-- start Task material --

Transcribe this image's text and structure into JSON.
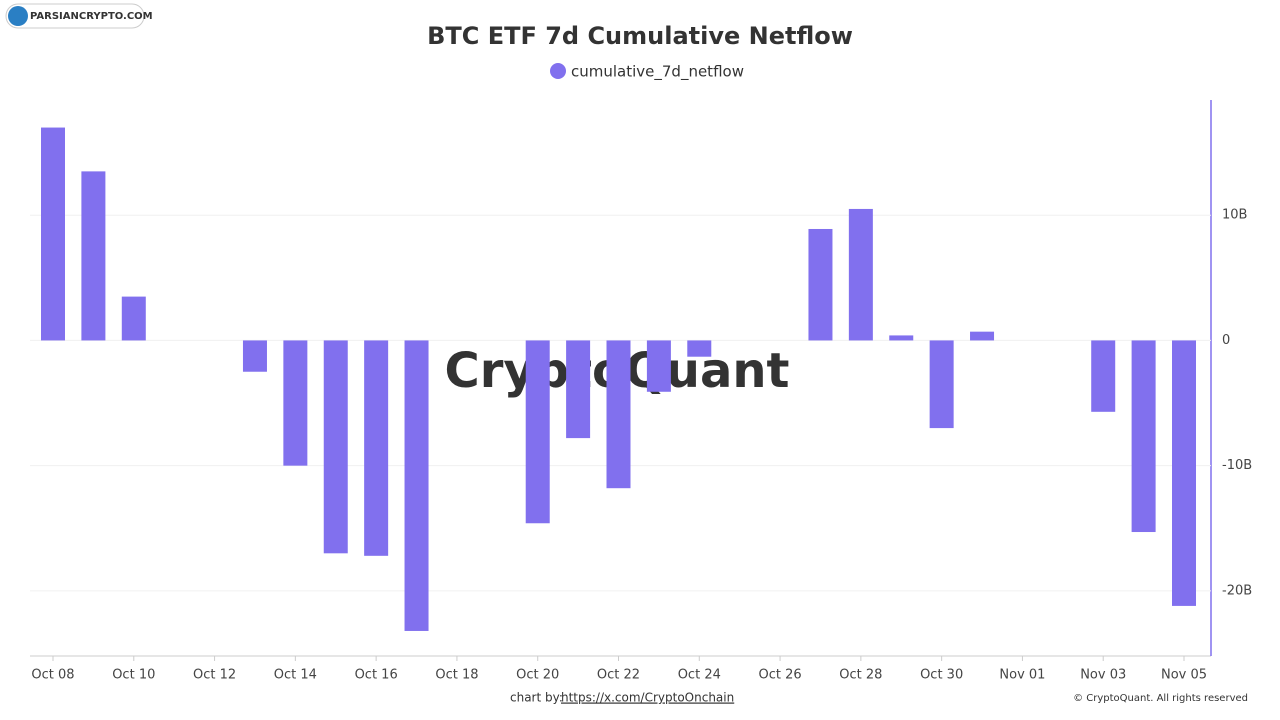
{
  "logo": "PARSIANCRYPTO.COM",
  "watermark": "CryptoQuant",
  "footer": {
    "credit": "chart by:",
    "link": "https://x.com/CryptoOnchain",
    "copyright": "© CryptoQuant. All rights reserved"
  },
  "chart_data": {
    "type": "bar",
    "title": "BTC ETF 7d Cumulative Netflow",
    "categories": [
      "Oct 08",
      null,
      "Oct 10",
      null,
      "Oct 12",
      null,
      "Oct 14",
      null,
      "Oct 16",
      null,
      "Oct 18",
      null,
      "Oct 20",
      null,
      "Oct 22",
      null,
      "Oct 24",
      null,
      "Oct 26",
      null,
      "Oct 28",
      null,
      "Oct 30",
      null,
      "Nov 01",
      null,
      "Nov 03",
      null,
      "Nov 05"
    ],
    "series": [
      {
        "name": "cumulative_7d_netflow",
        "color": "#8170ee",
        "values": [
          17.0,
          13.5,
          3.5,
          null,
          null,
          -2.5,
          -10.0,
          -17.0,
          -17.2,
          -23.2,
          null,
          null,
          -14.6,
          -7.8,
          -11.8,
          -4.1,
          -1.3,
          null,
          null,
          8.9,
          10.5,
          0.4,
          -7.0,
          0.7,
          null,
          null,
          -5.7,
          -15.3,
          -21.2
        ]
      }
    ],
    "ylim": [
      -25.2,
      19.2
    ],
    "yticks": [
      {
        "value": -20,
        "label": "-20B"
      },
      {
        "value": -10,
        "label": "-10B"
      },
      0,
      {
        "value": 10,
        "label": "10B"
      }
    ],
    "grid": true,
    "legend": "top"
  }
}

-- end Task material --

Output the full set of records above without changing a word, and drop the images.

Solution to this task:
Transcribe this image's text and structure into JSON.
{
  "logo": "PARSIANCRYPTO.COM",
  "watermark": "CryptoQuant",
  "footer": {
    "credit": "chart by:",
    "link": "https://x.com/CryptoOnchain",
    "copyright": "© CryptoQuant. All rights reserved"
  },
  "chart_data": {
    "type": "bar",
    "title": "BTC ETF 7d Cumulative Netflow",
    "categories": [
      "Oct 08",
      null,
      "Oct 10",
      null,
      "Oct 12",
      null,
      "Oct 14",
      null,
      "Oct 16",
      null,
      "Oct 18",
      null,
      "Oct 20",
      null,
      "Oct 22",
      null,
      "Oct 24",
      null,
      "Oct 26",
      null,
      "Oct 28",
      null,
      "Oct 30",
      null,
      "Nov 01",
      null,
      "Nov 03",
      null,
      "Nov 05"
    ],
    "series": [
      {
        "name": "cumulative_7d_netflow",
        "color": "#8170ee",
        "values": [
          17.0,
          13.5,
          3.5,
          null,
          null,
          -2.5,
          -10.0,
          -17.0,
          -17.2,
          -23.2,
          null,
          null,
          -14.6,
          -7.8,
          -11.8,
          -4.1,
          -1.3,
          null,
          null,
          8.9,
          10.5,
          0.4,
          -7.0,
          0.7,
          null,
          null,
          -5.7,
          -15.3,
          -21.2
        ]
      }
    ],
    "ylim": [
      -25.2,
      19.2
    ],
    "yticks": [
      {
        "value": -20,
        "label": "-20B"
      },
      {
        "value": -10,
        "label": "-10B"
      },
      0,
      {
        "value": 10,
        "label": "10B"
      }
    ],
    "grid": true,
    "legend": "top"
  }
}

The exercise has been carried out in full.